The data below needs to be returned exactly, line for line.

**Data provided**.
--*--

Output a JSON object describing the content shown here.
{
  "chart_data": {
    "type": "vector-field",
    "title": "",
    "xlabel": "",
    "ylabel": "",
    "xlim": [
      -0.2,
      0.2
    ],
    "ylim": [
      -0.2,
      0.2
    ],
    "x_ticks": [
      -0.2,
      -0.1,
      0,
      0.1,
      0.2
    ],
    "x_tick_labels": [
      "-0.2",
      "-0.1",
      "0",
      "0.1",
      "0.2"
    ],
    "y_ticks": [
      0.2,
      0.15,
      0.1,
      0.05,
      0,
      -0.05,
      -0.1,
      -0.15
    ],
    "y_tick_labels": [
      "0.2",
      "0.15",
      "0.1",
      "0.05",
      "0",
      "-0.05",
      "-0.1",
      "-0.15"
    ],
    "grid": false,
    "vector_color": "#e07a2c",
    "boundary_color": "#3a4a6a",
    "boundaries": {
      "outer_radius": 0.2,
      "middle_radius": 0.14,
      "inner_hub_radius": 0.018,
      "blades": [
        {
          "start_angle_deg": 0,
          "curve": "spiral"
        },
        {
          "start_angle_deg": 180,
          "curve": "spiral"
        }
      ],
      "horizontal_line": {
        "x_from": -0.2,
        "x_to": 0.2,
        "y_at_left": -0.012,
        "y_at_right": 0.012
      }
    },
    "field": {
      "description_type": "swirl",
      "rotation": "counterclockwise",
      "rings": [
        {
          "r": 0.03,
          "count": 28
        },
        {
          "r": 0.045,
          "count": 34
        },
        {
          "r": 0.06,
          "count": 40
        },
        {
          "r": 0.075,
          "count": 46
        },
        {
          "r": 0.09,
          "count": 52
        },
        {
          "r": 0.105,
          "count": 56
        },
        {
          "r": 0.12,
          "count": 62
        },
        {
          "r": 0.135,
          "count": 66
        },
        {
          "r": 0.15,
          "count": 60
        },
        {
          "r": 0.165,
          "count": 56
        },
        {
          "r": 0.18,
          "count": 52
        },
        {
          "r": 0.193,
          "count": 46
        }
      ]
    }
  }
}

--*--

**Response to the task**.
Output a JSON object describing the content shown here.
{
  "chart_data": {
    "type": "vector-field",
    "title": "",
    "xlabel": "",
    "ylabel": "",
    "xlim": [
      -0.2,
      0.2
    ],
    "ylim": [
      -0.2,
      0.2
    ],
    "x_ticks": [
      -0.2,
      -0.1,
      0,
      0.1,
      0.2
    ],
    "x_tick_labels": [
      "-0.2",
      "-0.1",
      "0",
      "0.1",
      "0.2"
    ],
    "y_ticks": [
      0.2,
      0.15,
      0.1,
      0.05,
      0,
      -0.05,
      -0.1,
      -0.15
    ],
    "y_tick_labels": [
      "0.2",
      "0.15",
      "0.1",
      "0.05",
      "0",
      "-0.05",
      "-0.1",
      "-0.15"
    ],
    "grid": false,
    "vector_color": "#e07a2c",
    "boundary_color": "#3a4a6a",
    "boundaries": {
      "outer_radius": 0.2,
      "middle_radius": 0.14,
      "inner_hub_radius": 0.018,
      "blades": [
        {
          "start_angle_deg": 0,
          "curve": "spiral"
        },
        {
          "start_angle_deg": 180,
          "curve": "spiral"
        }
      ],
      "horizontal_line": {
        "x_from": -0.2,
        "x_to": 0.2,
        "y_at_left": -0.012,
        "y_at_right": 0.012
      }
    },
    "field": {
      "description_type": "swirl",
      "rotation": "counterclockwise",
      "rings": [
        {
          "r": 0.03,
          "count": 28
        },
        {
          "r": 0.045,
          "count": 34
        },
        {
          "r": 0.06,
          "count": 40
        },
        {
          "r": 0.075,
          "count": 46
        },
        {
          "r": 0.09,
          "count": 52
        },
        {
          "r": 0.105,
          "count": 56
        },
        {
          "r": 0.12,
          "count": 62
        },
        {
          "r": 0.135,
          "count": 66
        },
        {
          "r": 0.15,
          "count": 60
        },
        {
          "r": 0.165,
          "count": 56
        },
        {
          "r": 0.18,
          "count": 52
        },
        {
          "r": 0.193,
          "count": 46
        }
      ]
    }
  }
}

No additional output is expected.